THE TASK: In the copy, keep every record exact and leave out all images.

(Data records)
┄┄┄┄┄┄┄┄┄┄┄┄┄┄┄┄┄┄┄┄
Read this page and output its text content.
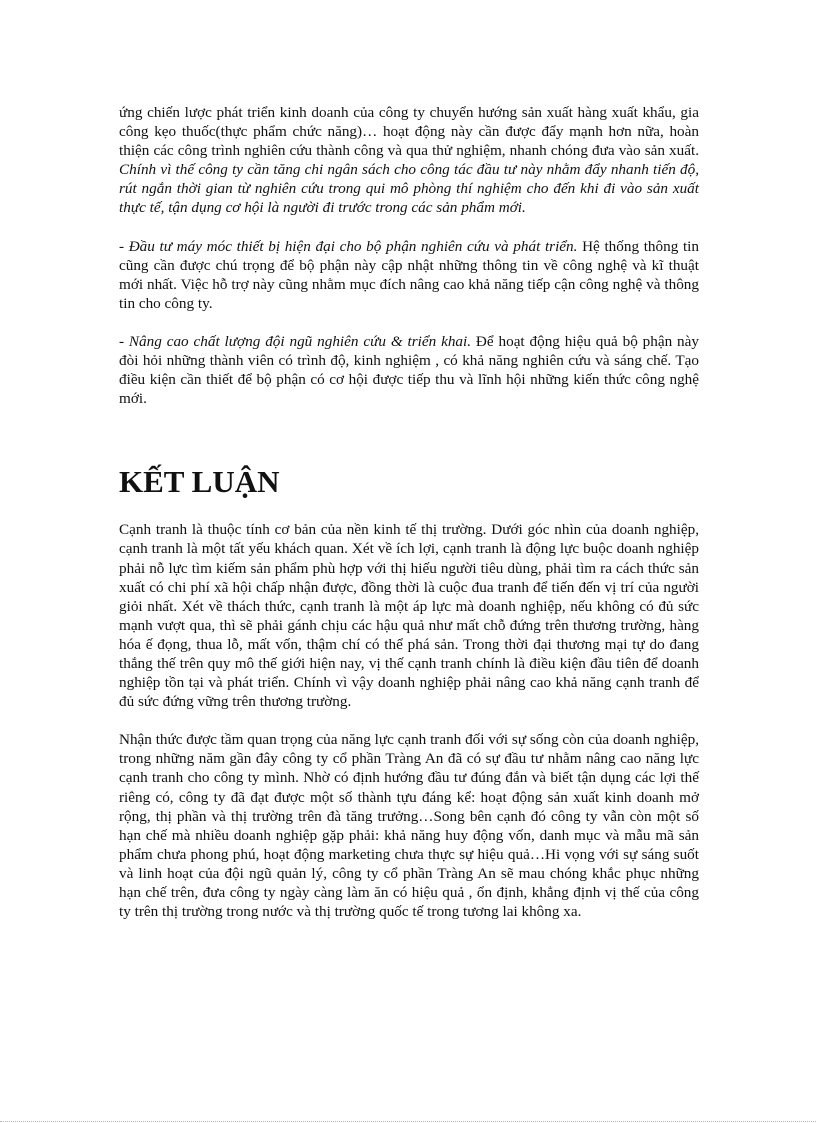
ứng chiến lược phát triển kinh doanh của công ty chuyển hướng sản xuất hàng xuất khẩu, gia công kẹo thuốc(thực phẩm chức năng)… hoạt động này cần được đẩy mạnh hơn nữa, hoàn thiện các công trình nghiên cứu thành công và qua thử nghiệm, nhanh chóng đưa vào sản xuất. Chính vì thế công ty cần tăng chi ngân sách cho công tác đầu tư này nhằm đẩy nhanh tiến độ, rút ngắn thời gian từ nghiên cứu trong qui mô phòng thí nghiệm cho đến khi đi vào sản xuất thực tế, tận dụng cơ hội là người đi trước trong các sản phẩm mới.

- Đầu tư máy móc thiết bị hiện đại cho bộ phận nghiên cứu và phát triển. Hệ thống thông tin cũng cần được chú trọng để bộ phận này cập nhật những thông tin về công nghệ và kĩ thuật mới nhất. Việc hỗ trợ này cũng nhằm mục đích nâng cao khả năng tiếp cận công nghệ và thông tin cho công ty.

- Nâng cao chất lượng đội ngũ nghiên cứu & triển khai. Để hoạt động hiệu quả bộ phận này đòi hỏi những thành viên có trình độ, kinh nghiệm , có khả năng nghiên cứu và sáng chế. Tạo điều kiện cần thiết để bộ phận có cơ hội được tiếp thu và lĩnh hội những kiến thức công nghệ mới.

KẾT LUẬN

Cạnh tranh là thuộc tính cơ bản của nền kinh tế thị trường. Dưới góc nhìn của doanh nghiệp, cạnh tranh là một tất yếu khách quan. Xét về ích lợi, cạnh tranh là động lực buộc doanh nghiệp phải nỗ lực tìm kiếm sản phẩm phù hợp với thị hiếu người tiêu dùng, phải tìm ra cách thức sản xuất có chi phí xã hội chấp nhận được, đồng thời là cuộc đua tranh để tiến đến vị trí của người giỏi nhất. Xét về thách thức, cạnh tranh là một áp lực mà doanh nghiệp, nếu không có đủ sức mạnh vượt qua, thì sẽ phải gánh chịu các hậu quả như mất chỗ đứng trên thương trường, hàng hóa ế đọng, thua lỗ, mất vốn, thậm chí có thể phá sản. Trong thời đại thương mại tự do đang thắng thế trên quy mô thế giới hiện nay, vị thế cạnh tranh chính là điều kiện đầu tiên để doanh nghiệp tồn tại và phát triển. Chính vì vậy doanh nghiệp phải nâng cao khả năng cạnh tranh để đủ sức đứng vững trên thương trường.

Nhận thức được tầm quan trọng của năng lực cạnh tranh đối với sự sống còn của doanh nghiệp, trong những năm gần đây công ty cổ phần Tràng An đã có sự đầu tư nhằm nâng cao năng lực cạnh tranh cho công ty mình. Nhờ có định hướng đầu tư đúng đắn và biết tận dụng các lợi thế riêng có, công ty đã đạt được một số thành tựu đáng kể: hoạt động sản xuất kinh doanh mở rộng, thị phần và thị trường trên đà tăng trưởng…Song bên cạnh đó công ty vẫn còn một số hạn chế mà nhiều doanh nghiệp gặp phải: khả năng huy động vốn, danh mục và mẫu mã sản phẩm chưa phong phú, hoạt động marketing chưa thực sự hiệu quả…Hi vọng với sự sáng suốt và linh hoạt của đội ngũ quản lý, công ty cổ phần Tràng An sẽ mau chóng khắc phục những hạn chế trên, đưa công ty ngày càng làm ăn có hiệu quả , ổn định, khẳng định vị thế của công ty trên thị trường trong nước và thị trường quốc tế trong tương lai không xa.
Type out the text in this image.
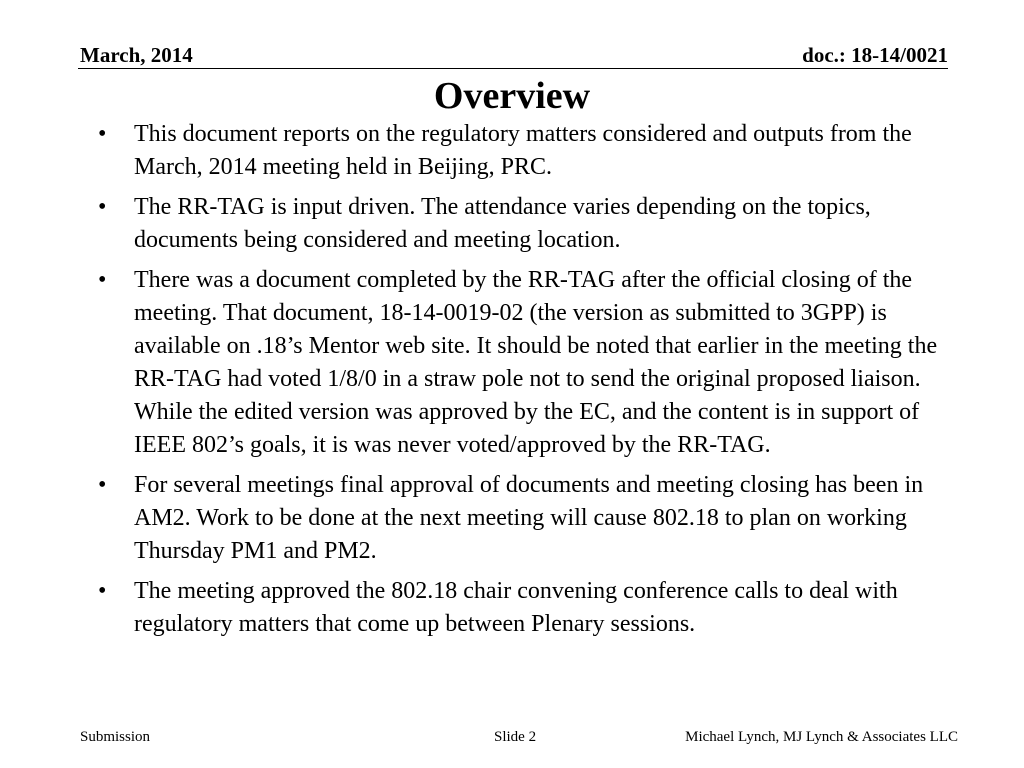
March, 2014	doc.: 18-14/0021
Overview
•	This document reports on the regulatory matters considered and outputs from the March, 2014 meeting held in Beijing, PRC.
•	The RR-TAG is input driven. The attendance varies depending on the topics, documents being considered and meeting location.
•	There was a document completed by the RR-TAG after the official closing of the meeting. That document, 18-14-0019-02 (the version as submitted to 3GPP) is available on .18’s Mentor web site. It should be noted that earlier in the meeting the RR-TAG had voted 1/8/0 in a straw pole not to send the original proposed liaison. While the edited version was approved by the EC, and the content is in support of IEEE 802’s goals, it is was never voted/approved by the RR-TAG.
•	For several meetings final approval of documents and meeting closing has been in AM2. Work to be done at the next meeting will cause 802.18 to plan on working Thursday PM1 and PM2.
•	The meeting approved the 802.18 chair convening conference calls to deal with regulatory matters that come up between Plenary sessions.
Submission	Slide 2	Michael Lynch, MJ Lynch & Associates LLC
┄┄┄┄┄┄┄┄┄┄┄┄┄┄┄┄┄┄┄┄
SOLUTION TO THIS TASK:
Read this page and output its text content.
ứng chiến lược phát triển kinh doanh của công ty chuyển hướng sản xuất hàng xuất khẩu, gia công kẹo thuốc(thực phẩm chức năng)… hoạt động này cần được đẩy mạnh hơn nữa, hoàn thiện các công trình nghiên cứu thành công và qua thử nghiệm, nhanh chóng đưa vào sản xuất. Chính vì thế công ty cần tăng chi ngân sách cho công tác đầu tư này nhằm đẩy nhanh tiến độ, rút ngắn thời gian từ nghiên cứu trong qui mô phòng thí nghiệm cho đến khi đi vào sản xuất thực tế, tận dụng cơ hội là người đi trước trong các sản phẩm mới.

- Đầu tư máy móc thiết bị hiện đại cho bộ phận nghiên cứu và phát triển. Hệ thống thông tin cũng cần được chú trọng để bộ phận này cập nhật những thông tin về công nghệ và kĩ thuật mới nhất. Việc hỗ trợ này cũng nhằm mục đích nâng cao khả năng tiếp cận công nghệ và thông tin cho công ty.

- Nâng cao chất lượng đội ngũ nghiên cứu & triển khai. Để hoạt động hiệu quả bộ phận này đòi hỏi những thành viên có trình độ, kinh nghiệm , có khả năng nghiên cứu và sáng chế. Tạo điều kiện cần thiết để bộ phận có cơ hội được tiếp thu và lĩnh hội những kiến thức công nghệ mới.

KẾT LUẬN

Cạnh tranh là thuộc tính cơ bản của nền kinh tế thị trường. Dưới góc nhìn của doanh nghiệp, cạnh tranh là một tất yếu khách quan. Xét về ích lợi, cạnh tranh là động lực buộc doanh nghiệp phải nỗ lực tìm kiếm sản phẩm phù hợp với thị hiếu người tiêu dùng, phải tìm ra cách thức sản xuất có chi phí xã hội chấp nhận được, đồng thời là cuộc đua tranh để tiến đến vị trí của người giỏi nhất. Xét về thách thức, cạnh tranh là một áp lực mà doanh nghiệp, nếu không có đủ sức mạnh vượt qua, thì sẽ phải gánh chịu các hậu quả như mất chỗ đứng trên thương trường, hàng hóa ế đọng, thua lỗ, mất vốn, thậm chí có thể phá sản. Trong thời đại thương mại tự do đang thắng thế trên quy mô thế giới hiện nay, vị thế cạnh tranh chính là điều kiện đầu tiên để doanh nghiệp tồn tại và phát triển. Chính vì vậy doanh nghiệp phải nâng cao khả năng cạnh tranh để đủ sức đứng vững trên thương trường.

Nhận thức được tầm quan trọng của năng lực cạnh tranh đối với sự sống còn của doanh nghiệp, trong những năm gần đây công ty cổ phần Tràng An đã có sự đầu tư nhằm nâng cao năng lực cạnh tranh cho công ty mình. Nhờ có định hướng đầu tư đúng đắn và biết tận dụng các lợi thế riêng có, công ty đã đạt được một số thành tựu đáng kể: hoạt động sản xuất kinh doanh mở rộng, thị phần và thị trường trên đà tăng trưởng…Song bên cạnh đó công ty vẫn còn một số hạn chế mà nhiều doanh nghiệp gặp phải: khả năng huy động vốn, danh mục và mẫu mã sản phẩm chưa phong phú, hoạt động marketing chưa thực sự hiệu quả…Hi vọng với sự sáng suốt và linh hoạt của đội ngũ quản lý, công ty cổ phần Tràng An sẽ mau chóng khắc phục những hạn chế trên, đưa công ty ngày càng làm ăn có hiệu quả , ổn định, khẳng định vị thế của công ty trên thị trường trong nước và thị trường quốc tế trong tương lai không xa.
Type out the text in this image.
March, 2014	doc.: 18-14/0021
Overview
•	This document reports on the regulatory matters considered and outputs from the March, 2014 meeting held in Beijing, PRC.
•	The RR-TAG is input driven. The attendance varies depending on the topics, documents being considered and meeting location.
•	There was a document completed by the RR-TAG after the official closing of the meeting. That document, 18-14-0019-02 (the version as submitted to 3GPP) is available on .18’s Mentor web site. It should be noted that earlier in the meeting the RR-TAG had voted 1/8/0 in a straw pole not to send the original proposed liaison. While the edited version was approved by the EC, and the content is in support of IEEE 802’s goals, it is was never voted/approved by the RR-TAG.
•	For several meetings final approval of documents and meeting closing has been in AM2. Work to be done at the next meeting will cause 802.18 to plan on working Thursday PM1 and PM2.
•	The meeting approved the 802.18 chair convening conference calls to deal with regulatory matters that come up between Plenary sessions.
Submission	Slide 2	Michael Lynch, MJ Lynch & Associates LLC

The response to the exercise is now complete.